WHAT YOU NEED TO DO
Please quote every line word for word.

* * * *

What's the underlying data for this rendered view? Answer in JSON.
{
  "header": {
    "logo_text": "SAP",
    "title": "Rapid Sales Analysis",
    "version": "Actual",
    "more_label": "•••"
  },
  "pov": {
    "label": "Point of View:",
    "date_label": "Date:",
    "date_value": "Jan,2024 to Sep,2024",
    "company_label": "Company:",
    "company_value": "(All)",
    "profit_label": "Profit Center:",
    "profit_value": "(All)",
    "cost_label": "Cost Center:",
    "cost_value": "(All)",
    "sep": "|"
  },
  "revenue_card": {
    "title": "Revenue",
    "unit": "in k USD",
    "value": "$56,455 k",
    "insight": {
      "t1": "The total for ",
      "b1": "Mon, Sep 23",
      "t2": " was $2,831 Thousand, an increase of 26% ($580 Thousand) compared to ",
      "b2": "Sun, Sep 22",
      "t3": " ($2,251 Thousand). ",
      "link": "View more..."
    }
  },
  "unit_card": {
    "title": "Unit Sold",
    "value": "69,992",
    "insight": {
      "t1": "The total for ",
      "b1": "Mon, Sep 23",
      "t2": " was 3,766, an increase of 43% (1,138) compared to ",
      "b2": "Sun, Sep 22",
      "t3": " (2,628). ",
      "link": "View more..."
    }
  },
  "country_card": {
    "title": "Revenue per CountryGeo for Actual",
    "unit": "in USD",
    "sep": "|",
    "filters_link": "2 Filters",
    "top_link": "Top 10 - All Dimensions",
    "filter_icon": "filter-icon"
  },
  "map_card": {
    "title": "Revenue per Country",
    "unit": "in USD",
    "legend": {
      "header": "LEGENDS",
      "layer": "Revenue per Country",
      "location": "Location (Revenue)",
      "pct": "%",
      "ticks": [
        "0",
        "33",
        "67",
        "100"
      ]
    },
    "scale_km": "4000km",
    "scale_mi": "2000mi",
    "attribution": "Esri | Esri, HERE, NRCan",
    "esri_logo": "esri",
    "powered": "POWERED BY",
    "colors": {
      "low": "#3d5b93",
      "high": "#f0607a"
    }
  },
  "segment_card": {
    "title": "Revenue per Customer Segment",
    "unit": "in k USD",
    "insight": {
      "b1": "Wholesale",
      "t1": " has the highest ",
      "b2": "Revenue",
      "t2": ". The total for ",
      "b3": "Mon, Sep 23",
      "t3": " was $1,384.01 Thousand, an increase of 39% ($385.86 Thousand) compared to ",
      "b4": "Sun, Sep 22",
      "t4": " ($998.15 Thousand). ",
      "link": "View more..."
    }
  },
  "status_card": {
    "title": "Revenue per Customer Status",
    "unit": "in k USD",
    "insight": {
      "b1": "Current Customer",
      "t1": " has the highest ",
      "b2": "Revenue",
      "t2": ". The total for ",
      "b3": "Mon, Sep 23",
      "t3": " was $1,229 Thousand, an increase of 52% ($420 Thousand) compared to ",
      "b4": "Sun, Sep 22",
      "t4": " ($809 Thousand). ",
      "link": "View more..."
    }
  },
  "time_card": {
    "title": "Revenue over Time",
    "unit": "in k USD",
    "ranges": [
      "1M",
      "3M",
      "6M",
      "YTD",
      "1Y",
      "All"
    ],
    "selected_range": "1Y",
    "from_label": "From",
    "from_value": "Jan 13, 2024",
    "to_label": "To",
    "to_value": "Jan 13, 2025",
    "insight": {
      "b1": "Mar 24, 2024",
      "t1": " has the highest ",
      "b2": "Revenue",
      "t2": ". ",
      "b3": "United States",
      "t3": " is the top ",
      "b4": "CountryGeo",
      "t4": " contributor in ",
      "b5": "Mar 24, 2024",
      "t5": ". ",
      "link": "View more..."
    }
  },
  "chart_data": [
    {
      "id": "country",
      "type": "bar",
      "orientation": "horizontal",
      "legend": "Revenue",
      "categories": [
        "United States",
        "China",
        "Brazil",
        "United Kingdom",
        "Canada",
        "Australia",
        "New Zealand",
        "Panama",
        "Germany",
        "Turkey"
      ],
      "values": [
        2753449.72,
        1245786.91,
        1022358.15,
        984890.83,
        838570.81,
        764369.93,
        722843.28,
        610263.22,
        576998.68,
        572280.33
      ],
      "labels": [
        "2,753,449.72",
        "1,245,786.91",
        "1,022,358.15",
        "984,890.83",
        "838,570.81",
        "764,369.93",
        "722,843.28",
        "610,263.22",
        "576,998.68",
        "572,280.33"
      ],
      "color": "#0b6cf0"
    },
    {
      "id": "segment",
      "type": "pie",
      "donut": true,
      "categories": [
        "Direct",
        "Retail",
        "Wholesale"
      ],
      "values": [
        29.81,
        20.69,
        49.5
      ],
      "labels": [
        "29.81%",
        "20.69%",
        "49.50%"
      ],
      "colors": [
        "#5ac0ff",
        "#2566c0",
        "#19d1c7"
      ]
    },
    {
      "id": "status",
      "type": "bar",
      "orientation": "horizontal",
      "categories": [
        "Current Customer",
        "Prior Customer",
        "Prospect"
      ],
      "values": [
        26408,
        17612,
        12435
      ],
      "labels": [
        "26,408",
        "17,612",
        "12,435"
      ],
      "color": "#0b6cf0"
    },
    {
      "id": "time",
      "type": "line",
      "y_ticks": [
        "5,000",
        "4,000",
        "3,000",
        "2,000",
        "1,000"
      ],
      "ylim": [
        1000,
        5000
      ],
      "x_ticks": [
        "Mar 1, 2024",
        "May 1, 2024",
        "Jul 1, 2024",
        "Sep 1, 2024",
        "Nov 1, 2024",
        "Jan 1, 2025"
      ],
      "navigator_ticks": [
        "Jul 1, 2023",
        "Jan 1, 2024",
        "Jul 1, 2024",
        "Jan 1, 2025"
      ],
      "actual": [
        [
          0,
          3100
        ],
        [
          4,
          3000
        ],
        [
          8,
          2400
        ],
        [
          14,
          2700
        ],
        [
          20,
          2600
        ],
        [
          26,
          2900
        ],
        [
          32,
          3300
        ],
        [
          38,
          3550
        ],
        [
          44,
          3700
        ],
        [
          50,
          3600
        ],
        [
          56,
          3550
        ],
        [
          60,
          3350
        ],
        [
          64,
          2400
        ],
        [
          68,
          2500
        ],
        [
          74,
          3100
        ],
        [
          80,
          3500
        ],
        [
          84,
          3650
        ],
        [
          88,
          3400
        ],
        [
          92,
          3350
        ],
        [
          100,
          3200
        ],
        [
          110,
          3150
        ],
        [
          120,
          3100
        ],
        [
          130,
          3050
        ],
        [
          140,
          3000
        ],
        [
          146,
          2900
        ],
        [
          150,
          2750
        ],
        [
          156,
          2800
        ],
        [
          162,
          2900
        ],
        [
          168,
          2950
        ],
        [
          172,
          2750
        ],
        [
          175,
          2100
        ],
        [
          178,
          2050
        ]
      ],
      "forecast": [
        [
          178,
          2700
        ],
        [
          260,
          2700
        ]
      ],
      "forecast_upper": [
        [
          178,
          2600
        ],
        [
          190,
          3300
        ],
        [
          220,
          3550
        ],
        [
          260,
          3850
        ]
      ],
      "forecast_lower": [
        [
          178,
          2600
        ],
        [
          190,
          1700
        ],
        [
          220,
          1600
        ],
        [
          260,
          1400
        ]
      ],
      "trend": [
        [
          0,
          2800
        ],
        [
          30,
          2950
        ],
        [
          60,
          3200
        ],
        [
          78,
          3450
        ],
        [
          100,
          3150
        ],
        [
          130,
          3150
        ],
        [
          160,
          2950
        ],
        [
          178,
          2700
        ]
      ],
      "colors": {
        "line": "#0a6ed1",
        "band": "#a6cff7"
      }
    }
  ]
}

* * * *

FULL OUTPUT
What's the underlying data for this rendered view? Answer in JSON.
{
  "header": {
    "logo_text": "SAP",
    "title": "Rapid Sales Analysis",
    "version": "Actual",
    "more_label": "•••"
  },
  "pov": {
    "label": "Point of View:",
    "date_label": "Date:",
    "date_value": "Jan,2024 to Sep,2024",
    "company_label": "Company:",
    "company_value": "(All)",
    "profit_label": "Profit Center:",
    "profit_value": "(All)",
    "cost_label": "Cost Center:",
    "cost_value": "(All)",
    "sep": "|"
  },
  "revenue_card": {
    "title": "Revenue",
    "unit": "in k USD",
    "value": "$56,455 k",
    "insight": {
      "t1": "The total for ",
      "b1": "Mon, Sep 23",
      "t2": " was $2,831 Thousand, an increase of 26% ($580 Thousand) compared to ",
      "b2": "Sun, Sep 22",
      "t3": " ($2,251 Thousand). ",
      "link": "View more..."
    }
  },
  "unit_card": {
    "title": "Unit Sold",
    "value": "69,992",
    "insight": {
      "t1": "The total for ",
      "b1": "Mon, Sep 23",
      "t2": " was 3,766, an increase of 43% (1,138) compared to ",
      "b2": "Sun, Sep 22",
      "t3": " (2,628). ",
      "link": "View more..."
    }
  },
  "country_card": {
    "title": "Revenue per CountryGeo for Actual",
    "unit": "in USD",
    "sep": "|",
    "filters_link": "2 Filters",
    "top_link": "Top 10 - All Dimensions",
    "filter_icon": "filter-icon"
  },
  "map_card": {
    "title": "Revenue per Country",
    "unit": "in USD",
    "legend": {
      "header": "LEGENDS",
      "layer": "Revenue per Country",
      "location": "Location (Revenue)",
      "pct": "%",
      "ticks": [
        "0",
        "33",
        "67",
        "100"
      ]
    },
    "scale_km": "4000km",
    "scale_mi": "2000mi",
    "attribution": "Esri | Esri, HERE, NRCan",
    "esri_logo": "esri",
    "powered": "POWERED BY",
    "colors": {
      "low": "#3d5b93",
      "high": "#f0607a"
    }
  },
  "segment_card": {
    "title": "Revenue per Customer Segment",
    "unit": "in k USD",
    "insight": {
      "b1": "Wholesale",
      "t1": " has the highest ",
      "b2": "Revenue",
      "t2": ". The total for ",
      "b3": "Mon, Sep 23",
      "t3": " was $1,384.01 Thousand, an increase of 39% ($385.86 Thousand) compared to ",
      "b4": "Sun, Sep 22",
      "t4": " ($998.15 Thousand). ",
      "link": "View more..."
    }
  },
  "status_card": {
    "title": "Revenue per Customer Status",
    "unit": "in k USD",
    "insight": {
      "b1": "Current Customer",
      "t1": " has the highest ",
      "b2": "Revenue",
      "t2": ". The total for ",
      "b3": "Mon, Sep 23",
      "t3": " was $1,229 Thousand, an increase of 52% ($420 Thousand) compared to ",
      "b4": "Sun, Sep 22",
      "t4": " ($809 Thousand). ",
      "link": "View more..."
    }
  },
  "time_card": {
    "title": "Revenue over Time",
    "unit": "in k USD",
    "ranges": [
      "1M",
      "3M",
      "6M",
      "YTD",
      "1Y",
      "All"
    ],
    "selected_range": "1Y",
    "from_label": "From",
    "from_value": "Jan 13, 2024",
    "to_label": "To",
    "to_value": "Jan 13, 2025",
    "insight": {
      "b1": "Mar 24, 2024",
      "t1": " has the highest ",
      "b2": "Revenue",
      "t2": ". ",
      "b3": "United States",
      "t3": " is the top ",
      "b4": "CountryGeo",
      "t4": " contributor in ",
      "b5": "Mar 24, 2024",
      "t5": ". ",
      "link": "View more..."
    }
  },
  "chart_data": [
    {
      "id": "country",
      "type": "bar",
      "orientation": "horizontal",
      "legend": "Revenue",
      "categories": [
        "United States",
        "China",
        "Brazil",
        "United Kingdom",
        "Canada",
        "Australia",
        "New Zealand",
        "Panama",
        "Germany",
        "Turkey"
      ],
      "values": [
        2753449.72,
        1245786.91,
        1022358.15,
        984890.83,
        838570.81,
        764369.93,
        722843.28,
        610263.22,
        576998.68,
        572280.33
      ],
      "labels": [
        "2,753,449.72",
        "1,245,786.91",
        "1,022,358.15",
        "984,890.83",
        "838,570.81",
        "764,369.93",
        "722,843.28",
        "610,263.22",
        "576,998.68",
        "572,280.33"
      ],
      "color": "#0b6cf0"
    },
    {
      "id": "segment",
      "type": "pie",
      "donut": true,
      "categories": [
        "Direct",
        "Retail",
        "Wholesale"
      ],
      "values": [
        29.81,
        20.69,
        49.5
      ],
      "labels": [
        "29.81%",
        "20.69%",
        "49.50%"
      ],
      "colors": [
        "#5ac0ff",
        "#2566c0",
        "#19d1c7"
      ]
    },
    {
      "id": "status",
      "type": "bar",
      "orientation": "horizontal",
      "categories": [
        "Current Customer",
        "Prior Customer",
        "Prospect"
      ],
      "values": [
        26408,
        17612,
        12435
      ],
      "labels": [
        "26,408",
        "17,612",
        "12,435"
      ],
      "color": "#0b6cf0"
    },
    {
      "id": "time",
      "type": "line",
      "y_ticks": [
        "5,000",
        "4,000",
        "3,000",
        "2,000",
        "1,000"
      ],
      "ylim": [
        1000,
        5000
      ],
      "x_ticks": [
        "Mar 1, 2024",
        "May 1, 2024",
        "Jul 1, 2024",
        "Sep 1, 2024",
        "Nov 1, 2024",
        "Jan 1, 2025"
      ],
      "navigator_ticks": [
        "Jul 1, 2023",
        "Jan 1, 2024",
        "Jul 1, 2024",
        "Jan 1, 2025"
      ],
      "actual": [
        [
          0,
          3100
        ],
        [
          4,
          3000
        ],
        [
          8,
          2400
        ],
        [
          14,
          2700
        ],
        [
          20,
          2600
        ],
        [
          26,
          2900
        ],
        [
          32,
          3300
        ],
        [
          38,
          3550
        ],
        [
          44,
          3700
        ],
        [
          50,
          3600
        ],
        [
          56,
          3550
        ],
        [
          60,
          3350
        ],
        [
          64,
          2400
        ],
        [
          68,
          2500
        ],
        [
          74,
          3100
        ],
        [
          80,
          3500
        ],
        [
          84,
          3650
        ],
        [
          88,
          3400
        ],
        [
          92,
          3350
        ],
        [
          100,
          3200
        ],
        [
          110,
          3150
        ],
        [
          120,
          3100
        ],
        [
          130,
          3050
        ],
        [
          140,
          3000
        ],
        [
          146,
          2900
        ],
        [
          150,
          2750
        ],
        [
          156,
          2800
        ],
        [
          162,
          2900
        ],
        [
          168,
          2950
        ],
        [
          172,
          2750
        ],
        [
          175,
          2100
        ],
        [
          178,
          2050
        ]
      ],
      "forecast": [
        [
          178,
          2700
        ],
        [
          260,
          2700
        ]
      ],
      "forecast_upper": [
        [
          178,
          2600
        ],
        [
          190,
          3300
        ],
        [
          220,
          3550
        ],
        [
          260,
          3850
        ]
      ],
      "forecast_lower": [
        [
          178,
          2600
        ],
        [
          190,
          1700
        ],
        [
          220,
          1600
        ],
        [
          260,
          1400
        ]
      ],
      "trend": [
        [
          0,
          2800
        ],
        [
          30,
          2950
        ],
        [
          60,
          3200
        ],
        [
          78,
          3450
        ],
        [
          100,
          3150
        ],
        [
          130,
          3150
        ],
        [
          160,
          2950
        ],
        [
          178,
          2700
        ]
      ],
      "colors": {
        "line": "#0a6ed1",
        "band": "#a6cff7"
      }
    }
  ]
}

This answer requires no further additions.